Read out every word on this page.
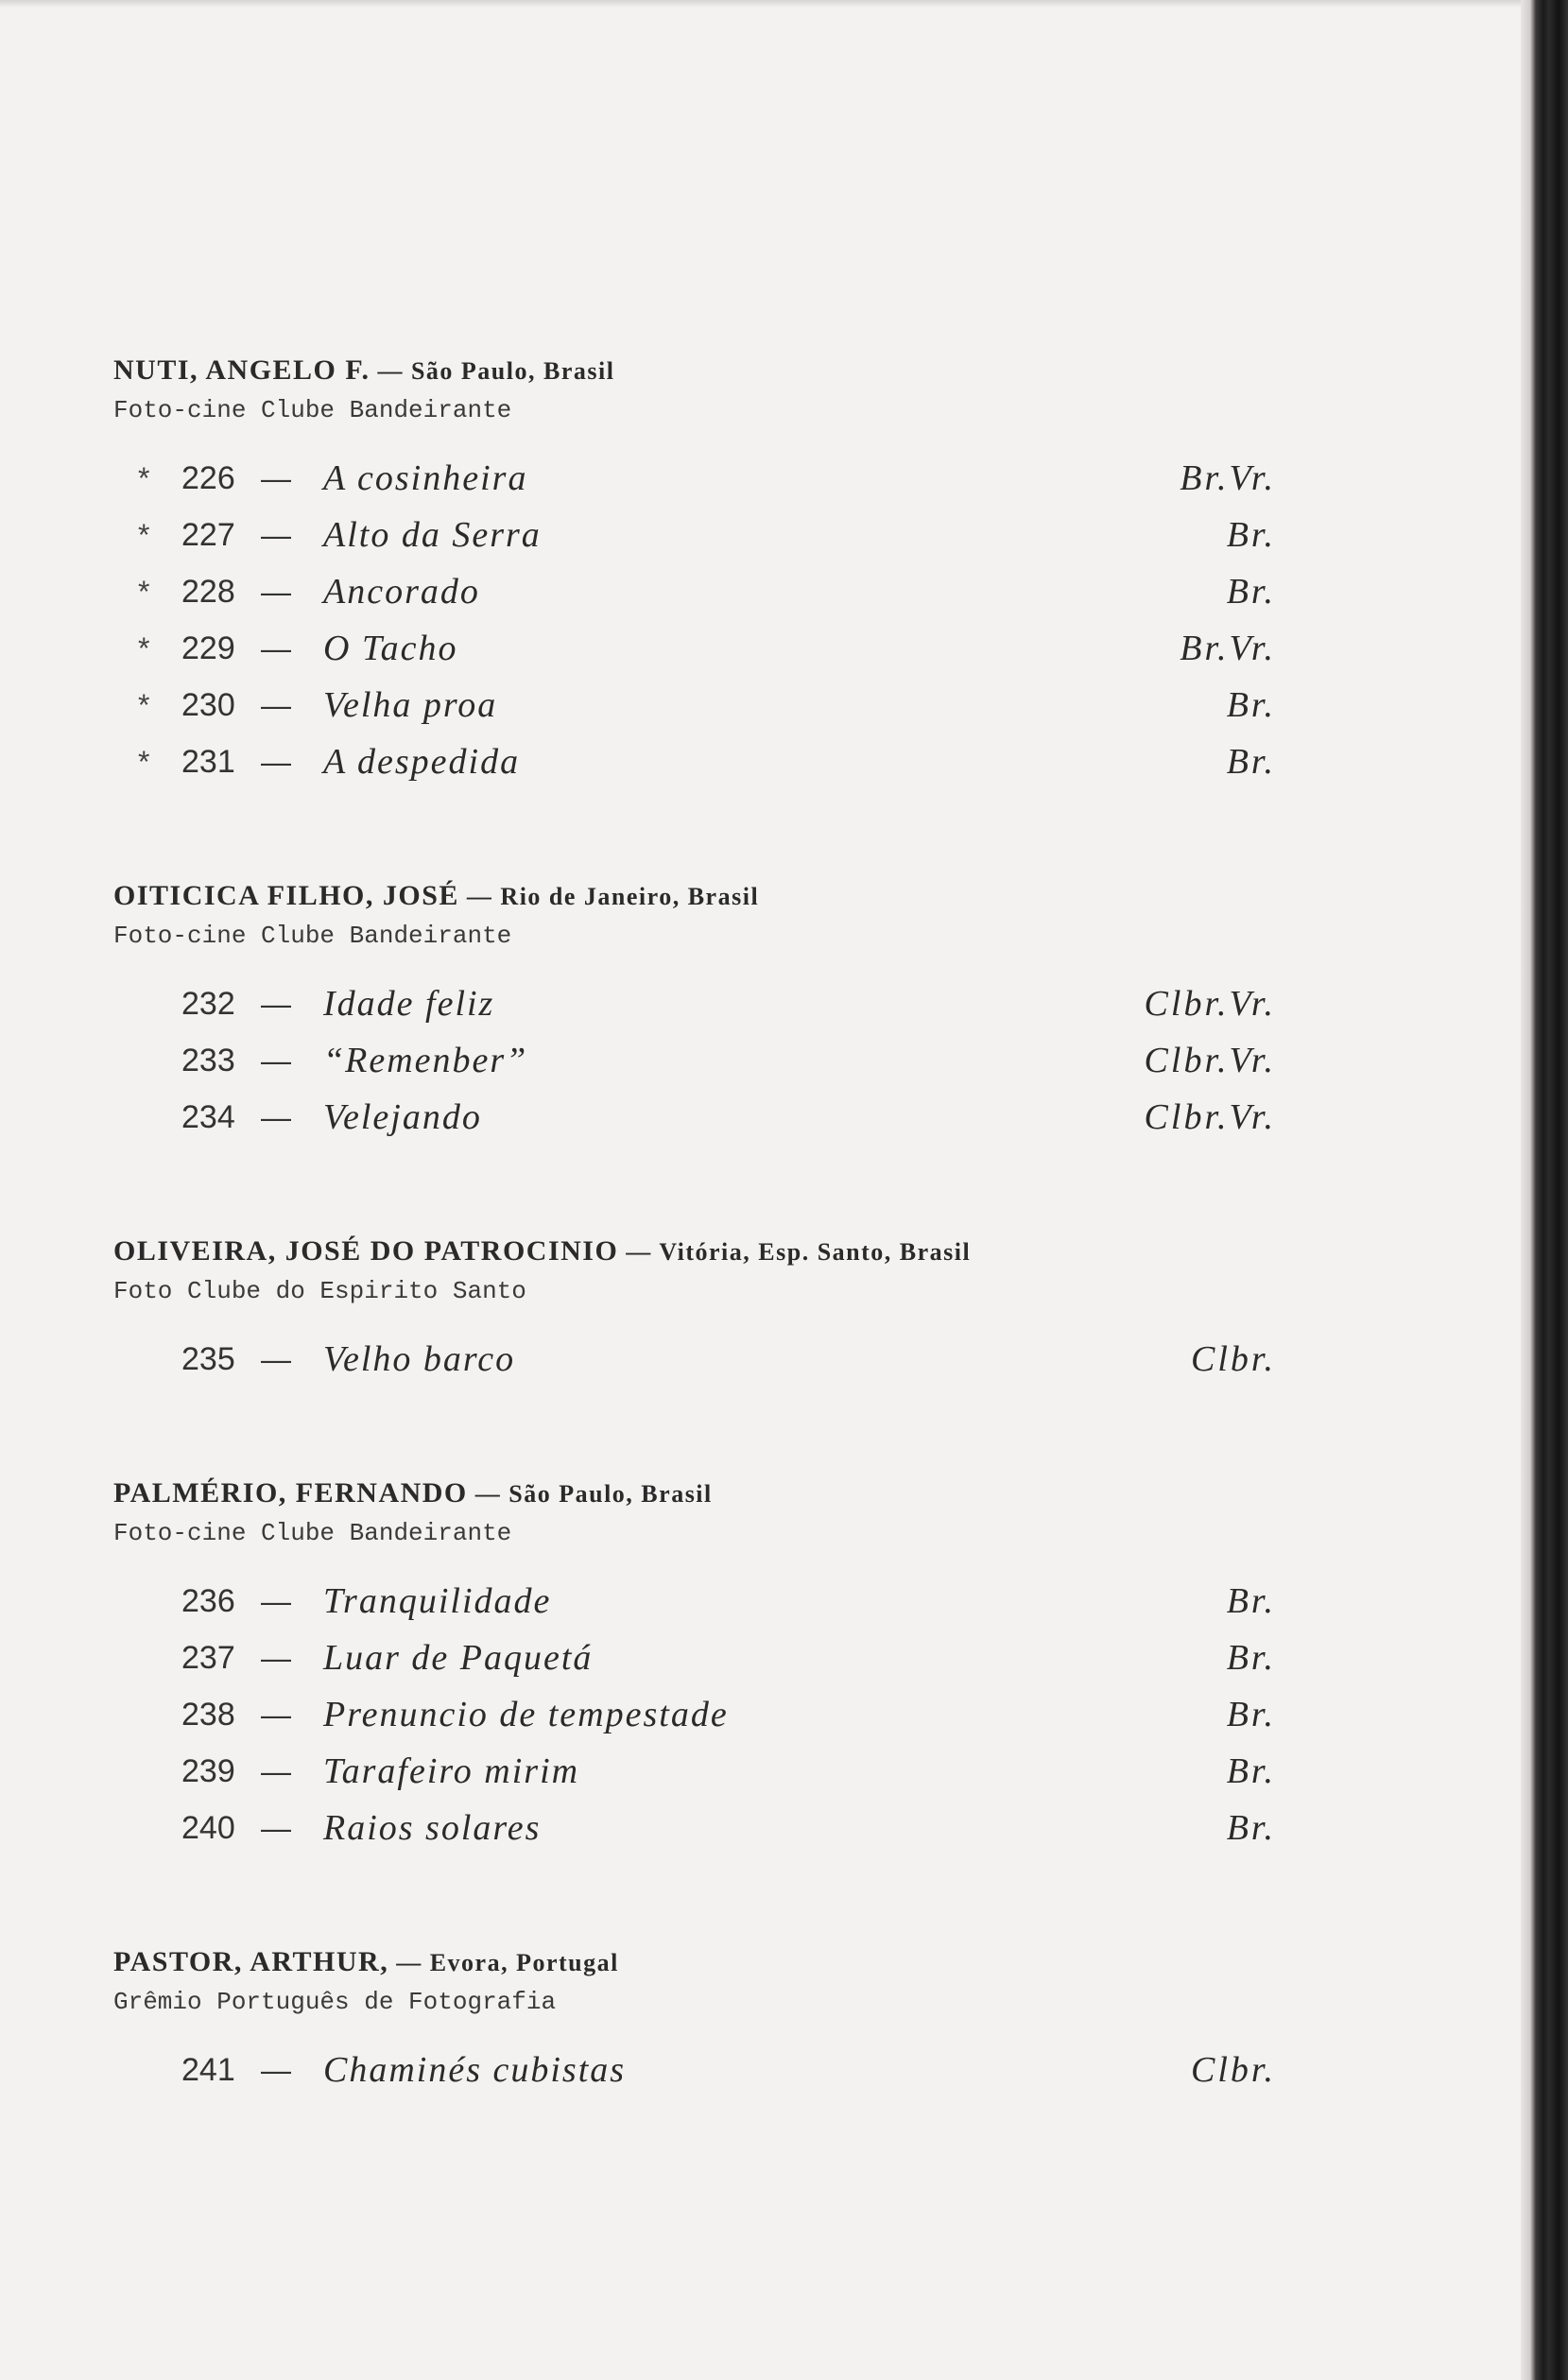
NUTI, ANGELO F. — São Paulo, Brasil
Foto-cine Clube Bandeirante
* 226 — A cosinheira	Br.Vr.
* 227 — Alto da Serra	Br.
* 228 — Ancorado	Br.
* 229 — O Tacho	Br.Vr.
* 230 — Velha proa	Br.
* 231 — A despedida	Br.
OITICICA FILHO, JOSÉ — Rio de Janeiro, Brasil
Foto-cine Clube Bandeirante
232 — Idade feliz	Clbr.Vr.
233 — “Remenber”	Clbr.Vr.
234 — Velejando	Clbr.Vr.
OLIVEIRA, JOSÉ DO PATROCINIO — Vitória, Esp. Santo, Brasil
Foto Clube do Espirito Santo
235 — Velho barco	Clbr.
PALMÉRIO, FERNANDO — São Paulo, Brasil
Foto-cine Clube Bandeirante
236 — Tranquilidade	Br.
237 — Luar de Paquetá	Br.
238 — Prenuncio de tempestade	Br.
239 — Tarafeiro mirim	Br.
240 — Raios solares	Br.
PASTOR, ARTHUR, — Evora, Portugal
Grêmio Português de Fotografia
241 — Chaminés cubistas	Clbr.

**DIRECTIONS FOR THIS TASK**. Report how many lines contain "Brasil". Give nothing but the number.

**SOLUTION FOR THIS EXERCISE**. 4